GOAL OF THE EXERCISE
Search the data for the string "text" and extract every line where it appears.

(Dataset rows)
◇ ◇ ◇ ◇

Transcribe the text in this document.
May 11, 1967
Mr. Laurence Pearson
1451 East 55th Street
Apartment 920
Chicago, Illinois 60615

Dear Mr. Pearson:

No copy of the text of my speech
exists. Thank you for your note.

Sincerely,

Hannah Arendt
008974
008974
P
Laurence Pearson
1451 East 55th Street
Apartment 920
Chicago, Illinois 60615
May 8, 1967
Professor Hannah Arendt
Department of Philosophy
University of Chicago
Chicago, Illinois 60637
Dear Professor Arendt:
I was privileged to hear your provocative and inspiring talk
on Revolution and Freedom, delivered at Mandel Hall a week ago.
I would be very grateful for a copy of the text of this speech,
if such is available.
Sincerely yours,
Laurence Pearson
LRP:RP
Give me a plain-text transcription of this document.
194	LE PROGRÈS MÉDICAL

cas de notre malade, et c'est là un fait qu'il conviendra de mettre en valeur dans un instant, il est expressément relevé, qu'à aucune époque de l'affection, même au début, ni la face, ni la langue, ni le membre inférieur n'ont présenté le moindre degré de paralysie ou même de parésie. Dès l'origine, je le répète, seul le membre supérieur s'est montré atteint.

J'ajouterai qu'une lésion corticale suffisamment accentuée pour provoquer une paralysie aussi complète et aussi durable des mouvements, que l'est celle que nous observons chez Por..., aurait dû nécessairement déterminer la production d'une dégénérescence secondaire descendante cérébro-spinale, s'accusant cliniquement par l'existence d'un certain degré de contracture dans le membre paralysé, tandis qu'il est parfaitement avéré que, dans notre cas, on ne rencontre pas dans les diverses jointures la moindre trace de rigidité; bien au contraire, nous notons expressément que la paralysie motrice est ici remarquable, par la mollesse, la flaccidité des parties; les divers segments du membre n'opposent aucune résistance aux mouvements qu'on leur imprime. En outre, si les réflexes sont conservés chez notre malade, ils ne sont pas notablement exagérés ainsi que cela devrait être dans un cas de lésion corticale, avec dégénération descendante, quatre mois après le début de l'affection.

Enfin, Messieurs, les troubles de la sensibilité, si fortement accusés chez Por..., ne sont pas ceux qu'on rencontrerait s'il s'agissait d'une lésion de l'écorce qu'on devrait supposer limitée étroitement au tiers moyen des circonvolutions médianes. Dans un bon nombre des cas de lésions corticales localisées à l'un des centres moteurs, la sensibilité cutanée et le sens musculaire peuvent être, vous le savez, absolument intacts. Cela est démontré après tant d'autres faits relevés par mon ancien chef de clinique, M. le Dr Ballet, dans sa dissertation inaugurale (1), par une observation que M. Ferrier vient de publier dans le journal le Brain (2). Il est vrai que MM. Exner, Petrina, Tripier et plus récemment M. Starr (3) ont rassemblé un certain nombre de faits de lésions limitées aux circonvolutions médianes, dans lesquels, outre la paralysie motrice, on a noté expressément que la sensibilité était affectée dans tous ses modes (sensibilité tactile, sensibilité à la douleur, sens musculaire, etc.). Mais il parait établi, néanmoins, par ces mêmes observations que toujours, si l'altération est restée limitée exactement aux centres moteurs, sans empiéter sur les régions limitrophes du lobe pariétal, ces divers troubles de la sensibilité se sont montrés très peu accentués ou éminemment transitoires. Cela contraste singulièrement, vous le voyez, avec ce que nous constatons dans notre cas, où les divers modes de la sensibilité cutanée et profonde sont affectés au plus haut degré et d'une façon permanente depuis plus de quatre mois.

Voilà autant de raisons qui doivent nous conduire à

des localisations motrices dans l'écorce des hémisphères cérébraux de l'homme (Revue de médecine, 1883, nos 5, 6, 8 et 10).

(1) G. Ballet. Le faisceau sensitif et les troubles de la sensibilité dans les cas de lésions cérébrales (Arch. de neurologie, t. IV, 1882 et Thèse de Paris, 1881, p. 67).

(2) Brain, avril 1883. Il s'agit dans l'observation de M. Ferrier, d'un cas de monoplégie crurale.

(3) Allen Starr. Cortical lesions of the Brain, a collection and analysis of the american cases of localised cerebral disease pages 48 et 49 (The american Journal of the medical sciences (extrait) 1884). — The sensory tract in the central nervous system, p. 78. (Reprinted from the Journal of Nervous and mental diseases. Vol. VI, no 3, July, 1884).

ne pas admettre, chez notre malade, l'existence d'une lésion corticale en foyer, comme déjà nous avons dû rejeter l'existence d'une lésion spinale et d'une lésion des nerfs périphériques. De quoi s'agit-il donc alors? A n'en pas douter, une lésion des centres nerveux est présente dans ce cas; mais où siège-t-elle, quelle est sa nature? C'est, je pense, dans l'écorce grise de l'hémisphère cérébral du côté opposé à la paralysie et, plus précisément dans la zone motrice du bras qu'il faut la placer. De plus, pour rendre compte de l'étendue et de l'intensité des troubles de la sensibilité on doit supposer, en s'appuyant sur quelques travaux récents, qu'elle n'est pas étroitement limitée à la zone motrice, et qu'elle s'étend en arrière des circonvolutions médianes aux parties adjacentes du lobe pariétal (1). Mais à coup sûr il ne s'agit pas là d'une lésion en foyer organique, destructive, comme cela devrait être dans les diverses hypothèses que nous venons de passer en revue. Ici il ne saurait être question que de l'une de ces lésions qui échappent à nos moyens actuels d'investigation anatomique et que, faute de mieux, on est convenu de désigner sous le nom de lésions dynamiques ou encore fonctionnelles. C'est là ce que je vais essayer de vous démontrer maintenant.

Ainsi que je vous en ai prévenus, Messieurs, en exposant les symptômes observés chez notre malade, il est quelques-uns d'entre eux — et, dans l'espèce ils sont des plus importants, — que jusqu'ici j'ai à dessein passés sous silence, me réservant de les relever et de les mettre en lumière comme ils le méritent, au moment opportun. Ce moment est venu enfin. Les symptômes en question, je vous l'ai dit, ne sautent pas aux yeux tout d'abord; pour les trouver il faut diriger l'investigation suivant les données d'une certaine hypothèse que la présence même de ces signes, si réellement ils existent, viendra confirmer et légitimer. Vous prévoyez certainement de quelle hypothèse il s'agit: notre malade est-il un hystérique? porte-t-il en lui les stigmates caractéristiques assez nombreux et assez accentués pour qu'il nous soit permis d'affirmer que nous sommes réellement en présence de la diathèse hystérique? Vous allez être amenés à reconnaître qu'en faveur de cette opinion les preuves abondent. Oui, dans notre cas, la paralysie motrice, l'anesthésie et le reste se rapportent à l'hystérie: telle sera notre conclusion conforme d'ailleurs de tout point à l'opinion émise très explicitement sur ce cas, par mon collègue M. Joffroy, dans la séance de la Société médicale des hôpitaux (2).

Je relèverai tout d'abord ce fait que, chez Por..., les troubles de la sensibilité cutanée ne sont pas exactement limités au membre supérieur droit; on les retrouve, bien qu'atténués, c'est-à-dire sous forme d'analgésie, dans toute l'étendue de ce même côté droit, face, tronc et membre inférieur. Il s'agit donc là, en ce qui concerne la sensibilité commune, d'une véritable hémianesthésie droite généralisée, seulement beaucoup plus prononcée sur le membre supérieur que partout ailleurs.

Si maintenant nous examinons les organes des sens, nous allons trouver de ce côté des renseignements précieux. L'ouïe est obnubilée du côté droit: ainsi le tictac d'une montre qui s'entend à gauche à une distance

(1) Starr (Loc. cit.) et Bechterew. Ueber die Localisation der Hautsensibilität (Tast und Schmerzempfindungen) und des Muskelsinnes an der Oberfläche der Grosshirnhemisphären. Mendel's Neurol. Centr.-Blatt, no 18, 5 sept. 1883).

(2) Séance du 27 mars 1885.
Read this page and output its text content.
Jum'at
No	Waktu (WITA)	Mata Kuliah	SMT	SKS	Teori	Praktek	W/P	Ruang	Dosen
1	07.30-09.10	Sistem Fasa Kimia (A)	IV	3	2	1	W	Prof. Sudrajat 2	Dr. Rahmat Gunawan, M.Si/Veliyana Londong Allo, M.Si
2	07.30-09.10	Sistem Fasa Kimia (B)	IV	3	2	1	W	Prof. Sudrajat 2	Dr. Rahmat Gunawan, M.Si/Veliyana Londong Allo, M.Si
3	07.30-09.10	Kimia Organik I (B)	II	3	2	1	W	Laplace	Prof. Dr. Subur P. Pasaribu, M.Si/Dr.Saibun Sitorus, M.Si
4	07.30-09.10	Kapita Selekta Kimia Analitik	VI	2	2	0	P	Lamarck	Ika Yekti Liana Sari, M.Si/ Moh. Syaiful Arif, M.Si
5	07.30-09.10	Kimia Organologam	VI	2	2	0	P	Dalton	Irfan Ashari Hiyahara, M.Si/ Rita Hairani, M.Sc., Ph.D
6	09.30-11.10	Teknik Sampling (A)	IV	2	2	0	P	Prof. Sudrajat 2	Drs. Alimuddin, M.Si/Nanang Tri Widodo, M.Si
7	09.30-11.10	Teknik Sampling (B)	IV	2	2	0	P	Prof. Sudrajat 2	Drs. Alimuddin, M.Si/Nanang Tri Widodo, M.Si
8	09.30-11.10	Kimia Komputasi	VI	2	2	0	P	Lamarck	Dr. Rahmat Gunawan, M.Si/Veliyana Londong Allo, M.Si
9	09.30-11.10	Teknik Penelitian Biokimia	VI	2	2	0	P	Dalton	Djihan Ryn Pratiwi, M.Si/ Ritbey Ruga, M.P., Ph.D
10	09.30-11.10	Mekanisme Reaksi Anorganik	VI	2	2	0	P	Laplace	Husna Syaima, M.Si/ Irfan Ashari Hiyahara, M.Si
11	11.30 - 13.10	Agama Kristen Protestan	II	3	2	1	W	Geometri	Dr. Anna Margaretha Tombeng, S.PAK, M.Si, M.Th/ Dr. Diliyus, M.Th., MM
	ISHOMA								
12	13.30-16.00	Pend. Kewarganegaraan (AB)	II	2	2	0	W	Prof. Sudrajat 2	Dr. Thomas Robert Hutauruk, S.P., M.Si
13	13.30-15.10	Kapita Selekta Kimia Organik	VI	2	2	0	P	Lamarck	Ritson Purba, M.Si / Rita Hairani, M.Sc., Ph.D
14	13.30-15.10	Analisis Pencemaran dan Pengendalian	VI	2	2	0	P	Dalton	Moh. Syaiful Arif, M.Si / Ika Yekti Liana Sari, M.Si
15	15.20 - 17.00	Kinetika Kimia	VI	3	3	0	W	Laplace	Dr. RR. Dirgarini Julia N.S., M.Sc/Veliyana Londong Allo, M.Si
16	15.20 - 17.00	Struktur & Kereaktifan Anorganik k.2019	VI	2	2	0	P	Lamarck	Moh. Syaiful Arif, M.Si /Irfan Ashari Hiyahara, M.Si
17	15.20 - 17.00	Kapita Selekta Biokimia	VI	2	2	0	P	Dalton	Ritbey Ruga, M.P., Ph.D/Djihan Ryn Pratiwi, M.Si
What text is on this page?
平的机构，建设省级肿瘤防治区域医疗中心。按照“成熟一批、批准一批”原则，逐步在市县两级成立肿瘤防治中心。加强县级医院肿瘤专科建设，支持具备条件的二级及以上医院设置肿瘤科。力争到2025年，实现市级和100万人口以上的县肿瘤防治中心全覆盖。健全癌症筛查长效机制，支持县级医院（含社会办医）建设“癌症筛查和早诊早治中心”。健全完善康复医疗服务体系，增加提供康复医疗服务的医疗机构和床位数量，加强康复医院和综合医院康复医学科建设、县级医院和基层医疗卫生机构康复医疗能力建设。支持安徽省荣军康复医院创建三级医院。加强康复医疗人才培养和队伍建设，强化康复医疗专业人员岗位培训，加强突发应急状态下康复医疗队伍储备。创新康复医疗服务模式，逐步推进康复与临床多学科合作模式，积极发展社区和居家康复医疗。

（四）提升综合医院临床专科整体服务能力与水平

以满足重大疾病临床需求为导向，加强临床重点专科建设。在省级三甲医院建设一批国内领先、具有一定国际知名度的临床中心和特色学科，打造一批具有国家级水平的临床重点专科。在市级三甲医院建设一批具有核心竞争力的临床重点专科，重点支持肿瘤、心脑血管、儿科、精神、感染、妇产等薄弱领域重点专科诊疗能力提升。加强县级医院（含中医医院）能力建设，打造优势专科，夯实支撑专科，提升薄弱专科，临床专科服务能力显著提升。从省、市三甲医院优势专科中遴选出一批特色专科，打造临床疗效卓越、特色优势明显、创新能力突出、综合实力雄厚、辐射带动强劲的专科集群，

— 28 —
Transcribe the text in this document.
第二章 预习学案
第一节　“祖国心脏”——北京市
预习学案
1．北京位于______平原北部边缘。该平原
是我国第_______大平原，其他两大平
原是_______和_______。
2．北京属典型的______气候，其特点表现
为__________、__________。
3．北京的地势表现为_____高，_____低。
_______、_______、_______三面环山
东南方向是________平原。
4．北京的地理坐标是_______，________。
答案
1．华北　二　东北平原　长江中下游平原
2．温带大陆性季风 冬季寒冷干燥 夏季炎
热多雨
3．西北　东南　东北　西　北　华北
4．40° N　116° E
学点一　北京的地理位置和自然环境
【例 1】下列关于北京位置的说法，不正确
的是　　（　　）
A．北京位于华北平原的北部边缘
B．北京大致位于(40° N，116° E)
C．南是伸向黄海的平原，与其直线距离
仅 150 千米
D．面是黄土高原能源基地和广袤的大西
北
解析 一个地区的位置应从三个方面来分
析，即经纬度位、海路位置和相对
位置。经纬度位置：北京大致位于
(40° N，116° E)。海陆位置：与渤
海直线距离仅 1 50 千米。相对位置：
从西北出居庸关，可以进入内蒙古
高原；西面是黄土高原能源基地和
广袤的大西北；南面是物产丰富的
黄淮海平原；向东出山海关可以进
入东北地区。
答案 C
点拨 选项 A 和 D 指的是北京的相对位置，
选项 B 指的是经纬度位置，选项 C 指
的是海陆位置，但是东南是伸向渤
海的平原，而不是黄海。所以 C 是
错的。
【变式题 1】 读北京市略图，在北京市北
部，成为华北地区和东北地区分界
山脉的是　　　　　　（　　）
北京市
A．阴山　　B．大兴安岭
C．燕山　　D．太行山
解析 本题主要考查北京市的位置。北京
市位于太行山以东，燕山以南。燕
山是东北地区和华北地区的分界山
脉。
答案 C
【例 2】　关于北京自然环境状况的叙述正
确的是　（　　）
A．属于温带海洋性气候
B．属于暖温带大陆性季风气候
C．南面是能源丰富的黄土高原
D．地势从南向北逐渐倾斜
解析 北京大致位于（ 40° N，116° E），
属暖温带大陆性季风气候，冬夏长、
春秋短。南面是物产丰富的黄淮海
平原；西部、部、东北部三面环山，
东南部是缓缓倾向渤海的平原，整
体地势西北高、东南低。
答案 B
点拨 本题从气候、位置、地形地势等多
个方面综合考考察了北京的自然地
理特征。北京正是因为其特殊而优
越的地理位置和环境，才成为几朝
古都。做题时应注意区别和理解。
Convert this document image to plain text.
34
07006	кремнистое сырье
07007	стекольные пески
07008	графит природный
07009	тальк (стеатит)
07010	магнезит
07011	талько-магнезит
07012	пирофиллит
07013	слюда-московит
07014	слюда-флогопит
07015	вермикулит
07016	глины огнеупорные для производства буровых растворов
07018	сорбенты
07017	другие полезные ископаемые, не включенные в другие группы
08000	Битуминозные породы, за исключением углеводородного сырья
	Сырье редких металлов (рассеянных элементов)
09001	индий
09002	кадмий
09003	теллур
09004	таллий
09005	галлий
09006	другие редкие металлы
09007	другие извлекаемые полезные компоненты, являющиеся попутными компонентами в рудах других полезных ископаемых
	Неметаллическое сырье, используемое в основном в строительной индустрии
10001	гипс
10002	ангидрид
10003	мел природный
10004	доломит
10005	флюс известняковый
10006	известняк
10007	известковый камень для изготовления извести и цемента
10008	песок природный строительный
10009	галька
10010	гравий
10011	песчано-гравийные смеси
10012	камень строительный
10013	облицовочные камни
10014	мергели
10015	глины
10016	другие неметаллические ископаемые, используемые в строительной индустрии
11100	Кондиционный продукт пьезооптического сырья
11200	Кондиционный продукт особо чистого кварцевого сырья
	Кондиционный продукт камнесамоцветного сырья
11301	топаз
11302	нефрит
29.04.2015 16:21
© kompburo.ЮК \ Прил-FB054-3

◇ ◇ ◇ ◇

REPLY
Transcribe the text in this document.
No copy of the text of my speech
I would be very grateful for a copy of the text of this speech,
Give me a plain-text transcription of this document.
Read this page and output its text content.
What text is on this page?
Transcribe the text in this document.
Convert this document image to plain text.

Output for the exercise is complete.